# Written task
Copy out all lines where "distribution" appears.
* Start *
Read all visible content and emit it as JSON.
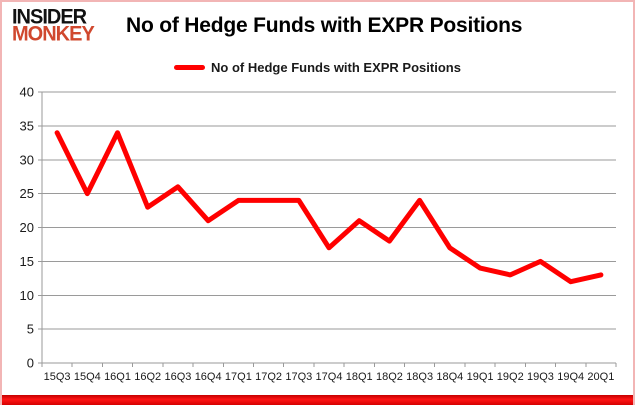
{
  "logo": {
    "line1": "INSIDER",
    "line2": "MONKEY"
  },
  "title": "No of Hedge Funds with EXPR Positions",
  "legend": {
    "label": "No of Hedge Funds with EXPR Positions"
  },
  "chart_data": {
    "type": "line",
    "title": "No of Hedge Funds with EXPR Positions",
    "categories": [
      "15Q3",
      "15Q4",
      "16Q1",
      "16Q2",
      "16Q3",
      "16Q4",
      "17Q1",
      "17Q2",
      "17Q3",
      "17Q4",
      "18Q1",
      "18Q2",
      "18Q3",
      "18Q4",
      "19Q1",
      "19Q2",
      "19Q3",
      "19Q4",
      "20Q1"
    ],
    "series": [
      {
        "name": "No of Hedge Funds with EXPR Positions",
        "values": [
          34,
          25,
          34,
          23,
          26,
          21,
          24,
          24,
          24,
          17,
          21,
          18,
          24,
          17,
          14,
          13,
          15,
          12,
          13
        ]
      }
    ],
    "xlabel": "",
    "ylabel": "",
    "ylim": [
      0,
      40
    ],
    "ytick_step": 5,
    "grid": "horizontal",
    "legend_position": "top-center"
  },
  "colors": {
    "line": "#ff0000",
    "grid": "#9a9a9a",
    "axis": "#9a9a9a",
    "tick_text": "#1a1a1a",
    "logo_black": "#111111",
    "logo_red": "#d0482e",
    "frame_pink": "#f2b5b5",
    "bottom_bar": "#e60000"
  }
}
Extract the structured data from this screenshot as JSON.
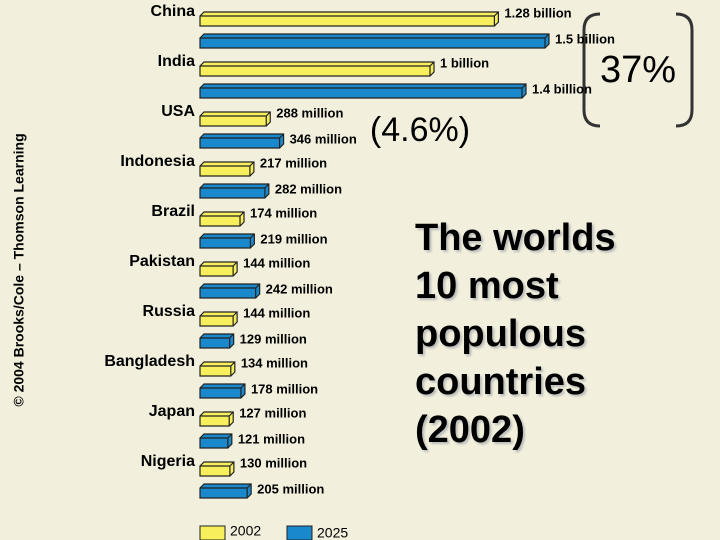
{
  "chart_data": {
    "type": "bar",
    "orientation": "horizontal",
    "title": "The worlds 10 most populous countries (2002)",
    "credit": "© 2004 Brooks/Cole – Thomson Learning",
    "categories": [
      "China",
      "India",
      "USA",
      "Indonesia",
      "Brazil",
      "Pakistan",
      "Russia",
      "Bangladesh",
      "Japan",
      "Nigeria"
    ],
    "series": [
      {
        "name": "2002",
        "color": "#f7f05c",
        "values": [
          1280,
          1000,
          288,
          217,
          174,
          144,
          144,
          134,
          127,
          130
        ],
        "value_labels": [
          "1.28 billion",
          "1 billion",
          "288 million",
          "217 million",
          "174 million",
          "144 million",
          "144 million",
          "134 million",
          "127 million",
          "130 million"
        ]
      },
      {
        "name": "2025",
        "color": "#1a88cc",
        "values": [
          1500,
          1400,
          346,
          282,
          219,
          242,
          129,
          178,
          121,
          205
        ],
        "value_labels": [
          "1.5 billion",
          "1.4 billion",
          "346 million",
          "282 million",
          "219 million",
          "242 million",
          "129 million",
          "178 million",
          "121 million",
          "205 million"
        ]
      }
    ],
    "annotations": [
      "(4.6%)",
      "37%"
    ]
  }
}
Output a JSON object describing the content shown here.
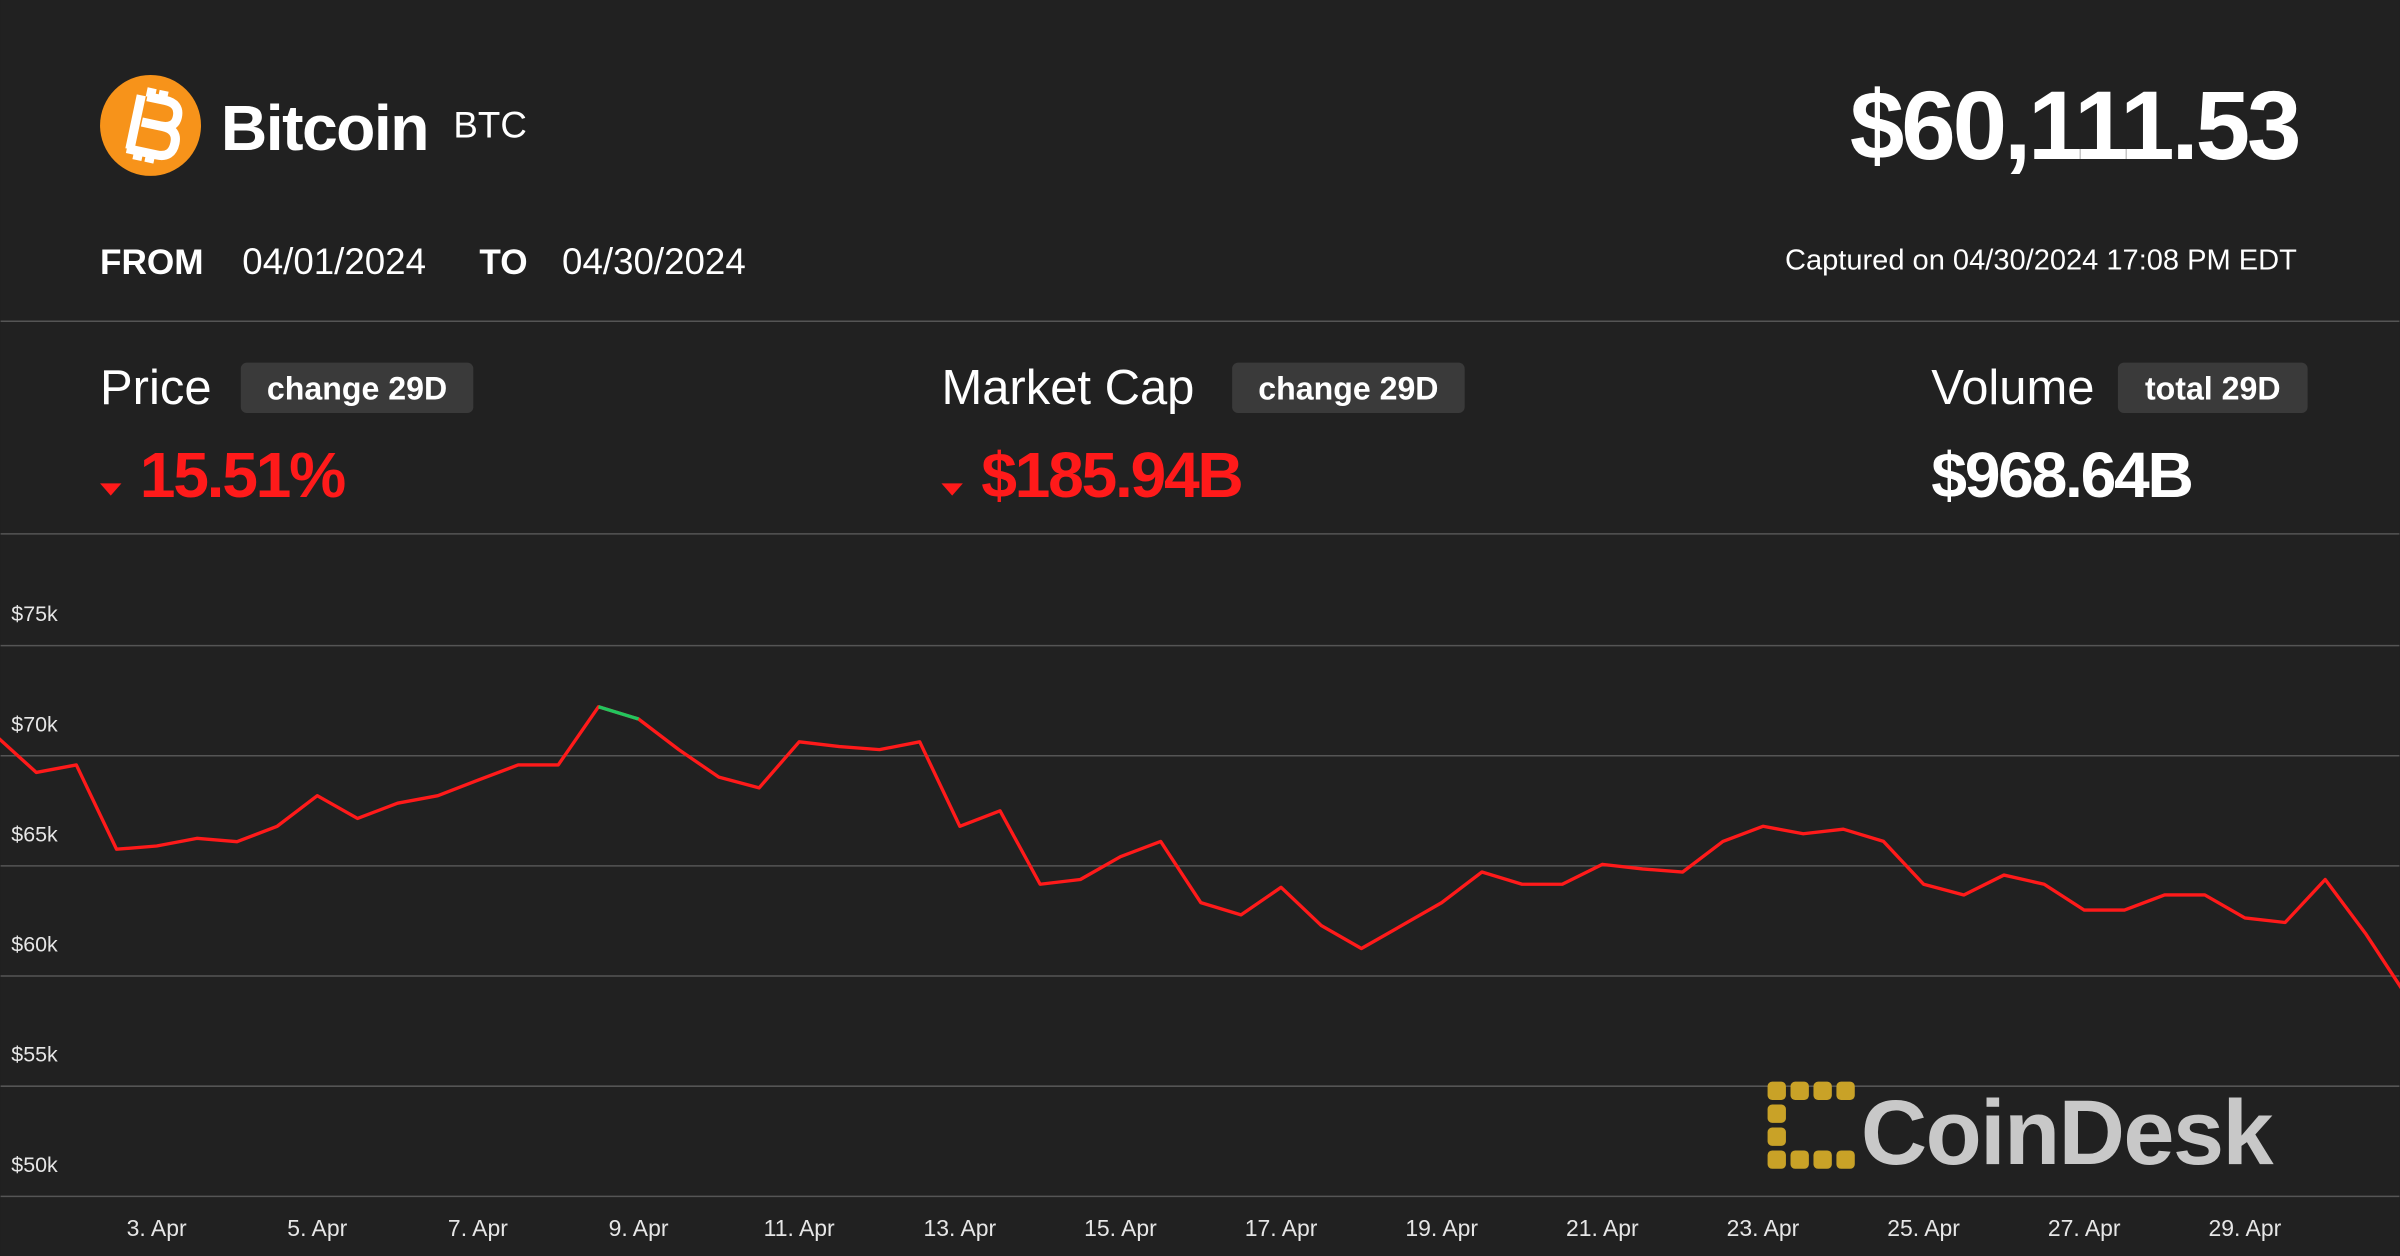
{
  "header": {
    "name": "Bitcoin",
    "symbol": "BTC",
    "price": "$60,111.53",
    "from_label": "FROM",
    "from": "04/01/2024",
    "to_label": "TO",
    "to": "04/30/2024",
    "captured": "Captured on 04/30/2024 17:08 PM EDT"
  },
  "stats": [
    {
      "label": "Price",
      "badge": "change 29D",
      "value": "15.51%"
    },
    {
      "label": "Market Cap",
      "badge": "change 29D",
      "value": "$185.94B"
    },
    {
      "label": "Volume",
      "badge": "total 29D",
      "value": "$968.64B"
    }
  ],
  "brand": "CoinDesk",
  "chart_data": {
    "type": "line",
    "categories": [
      null,
      null,
      null,
      null,
      "3. Apr",
      null,
      null,
      null,
      "5. Apr",
      null,
      null,
      null,
      "7. Apr",
      null,
      null,
      null,
      "9. Apr",
      null,
      null,
      null,
      "11. Apr",
      null,
      null,
      null,
      "13. Apr",
      null,
      null,
      null,
      "15. Apr",
      null,
      null,
      null,
      "17. Apr",
      null,
      null,
      null,
      "19. Apr",
      null,
      null,
      null,
      "21. Apr",
      null,
      null,
      null,
      "23. Apr",
      null,
      null,
      null,
      "25. Apr",
      null,
      null,
      null,
      "27. Apr",
      null,
      null,
      null,
      "29. Apr",
      null,
      null,
      null,
      null
    ],
    "series": [
      {
        "color": "#ff1a1a",
        "values": [
          70900,
          69240,
          69580,
          65760,
          65900,
          66250,
          66100,
          66800,
          68190,
          67150,
          67850,
          68190,
          68890,
          69580,
          69580,
          72220,
          71670,
          70280,
          69030,
          68540,
          70630,
          70420,
          70280,
          70630,
          66800,
          67500,
          64170,
          64380,
          65420,
          66110,
          63330,
          62780,
          64030,
          62290,
          61250,
          62290,
          63330,
          64720,
          64170,
          64170,
          65070,
          64860,
          64720,
          66110,
          66800,
          66460,
          66670,
          66110,
          64170,
          63680,
          64580,
          64170,
          62990,
          62990,
          63680,
          63680,
          62640,
          62430,
          64380,
          61940,
          59170
        ]
      },
      {
        "color": "#22c55e",
        "values": [
          null,
          null,
          null,
          null,
          null,
          null,
          null,
          null,
          null,
          null,
          null,
          null,
          null,
          null,
          null,
          72220,
          71670,
          null,
          null,
          null,
          null,
          null,
          null,
          null,
          null,
          null,
          null,
          null,
          null,
          null,
          null,
          null,
          null,
          null,
          null,
          null,
          null,
          null,
          null,
          null,
          null,
          null,
          null,
          null,
          null,
          null,
          null,
          null,
          null,
          null,
          null,
          null,
          null,
          null,
          null,
          null,
          null,
          null,
          null,
          null,
          null
        ]
      }
    ],
    "ylim": [
      50000,
      75000
    ],
    "yticks": [
      {
        "value": 50000,
        "label": "$50k"
      },
      {
        "value": 55000,
        "label": "$55k"
      },
      {
        "value": 60000,
        "label": "$60k"
      },
      {
        "value": 65000,
        "label": "$65k"
      },
      {
        "value": 70000,
        "label": "$70k"
      },
      {
        "value": 75000,
        "label": "$75k"
      }
    ],
    "grid": true
  }
}
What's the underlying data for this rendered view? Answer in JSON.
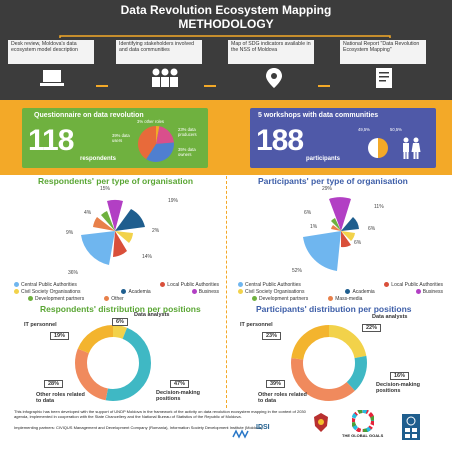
{
  "header": {
    "title_line1": "Data Revolution Ecosystem Mapping",
    "title_line2": "METHODOLOGY",
    "steps": [
      "Desk review, Moldova's data ecosystem model description",
      "Identifying stakeholders involved and data communities",
      "Map of SDG indicators available in the NSS of Moldova",
      "National Report \"Data Revolution Ecosystem Mapping\""
    ]
  },
  "questionnaire": {
    "title": "Questionnaire on data revolution",
    "number": "118",
    "number_label": "respondents",
    "slices": [
      {
        "label": "other roles",
        "pct": "3%"
      },
      {
        "label": "data producers",
        "pct": "23%"
      },
      {
        "label": "data users",
        "pct": "39%"
      },
      {
        "label": "data owners",
        "pct": "35%"
      }
    ]
  },
  "workshops": {
    "title": "5 workshops with data communities",
    "number": "188",
    "number_label": "participants",
    "female_pct": "49,5%",
    "male_pct": "50,5%"
  },
  "resp_org": {
    "title": "Respondents' per type of organisation",
    "labels": [
      "15%",
      "19%",
      "2%",
      "14%",
      "36%",
      "9%",
      "4%"
    ],
    "legend": [
      "Central Public Authorities",
      "Local Public Authorities",
      "Civil Society Organisations",
      "Academia",
      "Business",
      "Development partners",
      "Other"
    ]
  },
  "part_org": {
    "title": "Participants' per type of organisation",
    "labels": [
      "29%",
      "11%",
      "6%",
      "6%",
      "52%",
      "1%",
      "6%"
    ],
    "legend": [
      "Central Public Authorities",
      "Local Public Authorities",
      "Civil Society Organisations",
      "Academia",
      "Business",
      "Development partners",
      "Mass-media"
    ]
  },
  "resp_pos": {
    "title": "Respondents' distribution per positions",
    "data_analysts": "Data analysts",
    "data_analysts_pct": "6%",
    "it_personnel": "IT personnel",
    "it_pct": "19%",
    "other": "Other roles related to data",
    "other_pct": "28%",
    "decision": "Decision-making positions",
    "decision_pct": "47%"
  },
  "part_pos": {
    "title": "Participants' distribution per positions",
    "data_analysts": "Data analysts",
    "data_analysts_pct": "22%",
    "it_personnel": "IT personnel",
    "it_pct": "23%",
    "other": "Other roles related to data",
    "other_pct": "39%",
    "decision": "Decision-making positions",
    "decision_pct": "16%"
  },
  "footer": {
    "text1": "This infographic has been developed with the support of UNDP Moldova in the framework of the activity on data revolution ecosystem mapping in the context of 2030 agenda, implemented in cooperation with the State Chancellery and the National Bureau of Statistics of the Republic of Moldova.",
    "text2": "Implementing partners: CIVIQUS Management and Development Company (Romania), Information Society Development Institute (Moldova)",
    "logo_idsi": "IDSI",
    "logo_goals": "THE GLOBAL GOALS"
  }
}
* End *
# Result
    "title": "Respondents' distribution per positions",
    "title": "Participants' distribution per positions",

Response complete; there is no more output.